Please report every line from the material that contains the word "rest".

- - - -

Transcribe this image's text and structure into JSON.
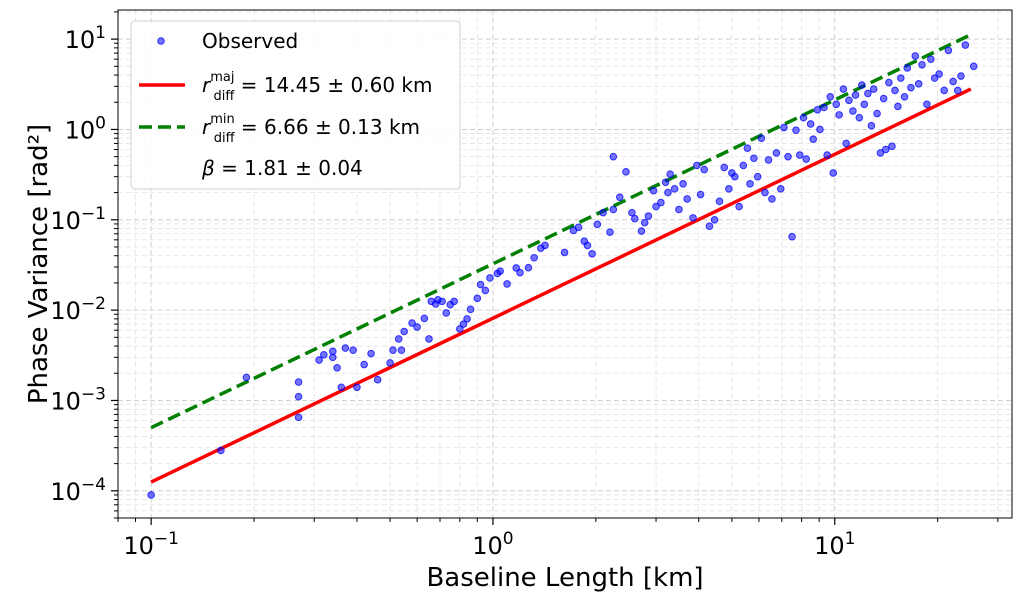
{
  "chart_data": {
    "type": "scatter",
    "xlabel": "Baseline Length [km]",
    "ylabel": "Phase Variance [rad²]",
    "xscale": "log",
    "yscale": "log",
    "xlim": [
      0.08,
      33
    ],
    "ylim": [
      5e-05,
      21
    ],
    "grid": true,
    "legend_position": "top-left",
    "x_ticks": [
      {
        "value": 0.1,
        "base": "10",
        "exp": "−1"
      },
      {
        "value": 1,
        "base": "10",
        "exp": "0"
      },
      {
        "value": 10,
        "base": "10",
        "exp": "1"
      }
    ],
    "y_ticks": [
      {
        "value": 0.0001,
        "base": "10",
        "exp": "−4"
      },
      {
        "value": 0.001,
        "base": "10",
        "exp": "−3"
      },
      {
        "value": 0.01,
        "base": "10",
        "exp": "−2"
      },
      {
        "value": 0.1,
        "base": "10",
        "exp": "−1"
      },
      {
        "value": 1,
        "base": "10",
        "exp": "0"
      },
      {
        "value": 10,
        "base": "10",
        "exp": "1"
      }
    ],
    "legend": [
      {
        "kind": "marker",
        "color": "#0000ff",
        "label": "Observed"
      },
      {
        "kind": "line",
        "color": "#ff0000",
        "dash": false,
        "sym": "r",
        "sup": "maj",
        "sub": "diff",
        "rest": " = 14.45 ± 0.60 km"
      },
      {
        "kind": "line",
        "color": "#008000",
        "dash": true,
        "sym": "r",
        "sup": "min",
        "sub": "diff",
        "rest": " = 6.66 ± 0.13 km"
      },
      {
        "kind": "text",
        "sym": "β",
        "rest": " = 1.81 ± 0.04"
      }
    ],
    "series": [
      {
        "kind": "scatter",
        "name": "Observed",
        "color": "#0000ff",
        "points": [
          [
            0.1,
            9e-05
          ],
          [
            0.16,
            0.00028
          ],
          [
            0.19,
            0.0018
          ],
          [
            0.27,
            0.00065
          ],
          [
            0.27,
            0.0011
          ],
          [
            0.27,
            0.0016
          ],
          [
            0.31,
            0.0028
          ],
          [
            0.32,
            0.0032
          ],
          [
            0.34,
            0.003
          ],
          [
            0.34,
            0.0035
          ],
          [
            0.35,
            0.0023
          ],
          [
            0.36,
            0.0014
          ],
          [
            0.37,
            0.0038
          ],
          [
            0.39,
            0.0036
          ],
          [
            0.4,
            0.0014
          ],
          [
            0.42,
            0.0025
          ],
          [
            0.44,
            0.0033
          ],
          [
            0.46,
            0.0017
          ],
          [
            0.5,
            0.0026
          ],
          [
            0.51,
            0.0036
          ],
          [
            0.53,
            0.0048
          ],
          [
            0.54,
            0.0036
          ],
          [
            0.55,
            0.0058
          ],
          [
            0.58,
            0.0072
          ],
          [
            0.6,
            0.0065
          ],
          [
            0.63,
            0.0081
          ],
          [
            0.65,
            0.0048
          ],
          [
            0.66,
            0.0125
          ],
          [
            0.68,
            0.0117
          ],
          [
            0.69,
            0.013
          ],
          [
            0.71,
            0.0125
          ],
          [
            0.73,
            0.0093
          ],
          [
            0.75,
            0.0115
          ],
          [
            0.77,
            0.0125
          ],
          [
            0.8,
            0.0062
          ],
          [
            0.82,
            0.007
          ],
          [
            0.84,
            0.008
          ],
          [
            0.86,
            0.0102
          ],
          [
            0.9,
            0.0135
          ],
          [
            0.92,
            0.0192
          ],
          [
            0.95,
            0.0165
          ],
          [
            0.98,
            0.0227
          ],
          [
            1.03,
            0.0255
          ],
          [
            1.05,
            0.027
          ],
          [
            1.1,
            0.0195
          ],
          [
            1.17,
            0.0293
          ],
          [
            1.2,
            0.026
          ],
          [
            1.27,
            0.0295
          ],
          [
            1.32,
            0.038
          ],
          [
            1.38,
            0.0485
          ],
          [
            1.42,
            0.052
          ],
          [
            1.62,
            0.0435
          ],
          [
            1.72,
            0.0762
          ],
          [
            1.78,
            0.0825
          ],
          [
            1.85,
            0.058
          ],
          [
            1.89,
            0.052
          ],
          [
            1.95,
            0.042
          ],
          [
            2.02,
            0.089
          ],
          [
            2.1,
            0.12
          ],
          [
            2.2,
            0.073
          ],
          [
            2.25,
            0.13
          ],
          [
            2.25,
            0.5
          ],
          [
            2.35,
            0.178
          ],
          [
            2.45,
            0.34
          ],
          [
            2.55,
            0.12
          ],
          [
            2.6,
            0.103
          ],
          [
            2.72,
            0.075
          ],
          [
            2.78,
            0.093
          ],
          [
            2.85,
            0.11
          ],
          [
            2.95,
            0.21
          ],
          [
            3.0,
            0.14
          ],
          [
            3.1,
            0.155
          ],
          [
            3.2,
            0.26
          ],
          [
            3.25,
            0.2
          ],
          [
            3.3,
            0.32
          ],
          [
            3.4,
            0.22
          ],
          [
            3.5,
            0.13
          ],
          [
            3.6,
            0.25
          ],
          [
            3.7,
            0.17
          ],
          [
            3.85,
            0.105
          ],
          [
            3.95,
            0.4
          ],
          [
            4.05,
            0.19
          ],
          [
            4.15,
            0.36
          ],
          [
            4.3,
            0.085
          ],
          [
            4.45,
            0.1
          ],
          [
            4.6,
            0.16
          ],
          [
            4.75,
            0.38
          ],
          [
            4.9,
            0.22
          ],
          [
            5.0,
            0.33
          ],
          [
            5.1,
            0.3
          ],
          [
            5.25,
            0.14
          ],
          [
            5.4,
            0.4
          ],
          [
            5.55,
            0.62
          ],
          [
            5.65,
            0.25
          ],
          [
            5.8,
            0.48
          ],
          [
            5.95,
            0.3
          ],
          [
            6.1,
            0.8
          ],
          [
            6.25,
            0.2
          ],
          [
            6.4,
            0.46
          ],
          [
            6.55,
            0.17
          ],
          [
            6.75,
            0.55
          ],
          [
            6.95,
            0.22
          ],
          [
            7.1,
            1.05
          ],
          [
            7.3,
            0.5
          ],
          [
            7.5,
            0.065
          ],
          [
            7.7,
            0.98
          ],
          [
            7.9,
            0.52
          ],
          [
            8.1,
            1.35
          ],
          [
            8.25,
            0.47
          ],
          [
            8.5,
            1.15
          ],
          [
            8.65,
            0.78
          ],
          [
            8.9,
            1.65
          ],
          [
            9.05,
            1.0
          ],
          [
            9.3,
            1.75
          ],
          [
            9.5,
            0.52
          ],
          [
            9.7,
            2.3
          ],
          [
            9.9,
            0.33
          ],
          [
            10.1,
            1.9
          ],
          [
            10.3,
            1.45
          ],
          [
            10.6,
            2.8
          ],
          [
            10.8,
            0.7
          ],
          [
            11.0,
            2.1
          ],
          [
            11.3,
            1.6
          ],
          [
            11.5,
            2.4
          ],
          [
            11.8,
            1.35
          ],
          [
            12.0,
            3.1
          ],
          [
            12.2,
            1.9
          ],
          [
            12.5,
            2.5
          ],
          [
            12.8,
            1.1
          ],
          [
            13.0,
            2.8
          ],
          [
            13.3,
            1.5
          ],
          [
            13.6,
            0.55
          ],
          [
            13.9,
            2.2
          ],
          [
            14.1,
            0.6
          ],
          [
            14.4,
            3.3
          ],
          [
            14.7,
            0.65
          ],
          [
            15.0,
            2.7
          ],
          [
            15.3,
            1.8
          ],
          [
            15.6,
            3.7
          ],
          [
            16.0,
            2.3
          ],
          [
            16.3,
            4.8
          ],
          [
            16.7,
            2.9
          ],
          [
            17.2,
            6.5
          ],
          [
            17.6,
            3.2
          ],
          [
            18.0,
            5.2
          ],
          [
            18.6,
            1.9
          ],
          [
            19.1,
            6.0
          ],
          [
            19.6,
            3.7
          ],
          [
            20.2,
            4.1
          ],
          [
            20.9,
            2.7
          ],
          [
            21.5,
            7.5
          ],
          [
            22.2,
            3.4
          ],
          [
            22.9,
            2.7
          ],
          [
            23.4,
            3.9
          ],
          [
            24.1,
            8.6
          ],
          [
            25.5,
            5.0
          ]
        ]
      },
      {
        "kind": "line",
        "name": "maj",
        "color": "#ff0000",
        "dash": false,
        "points": [
          [
            0.1,
            0.000125
          ],
          [
            25,
            2.8
          ]
        ]
      },
      {
        "kind": "line",
        "name": "min",
        "color": "#008000",
        "dash": true,
        "points": [
          [
            0.1,
            0.0005
          ],
          [
            25,
            11.2
          ]
        ]
      }
    ]
  }
}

- - - -

(Exercise answer)
        "rest": " = 14.45 ± 0.60 km"
        "rest": " = 6.66 ± 0.13 km"
        "rest": " = 1.81 ± 0.04"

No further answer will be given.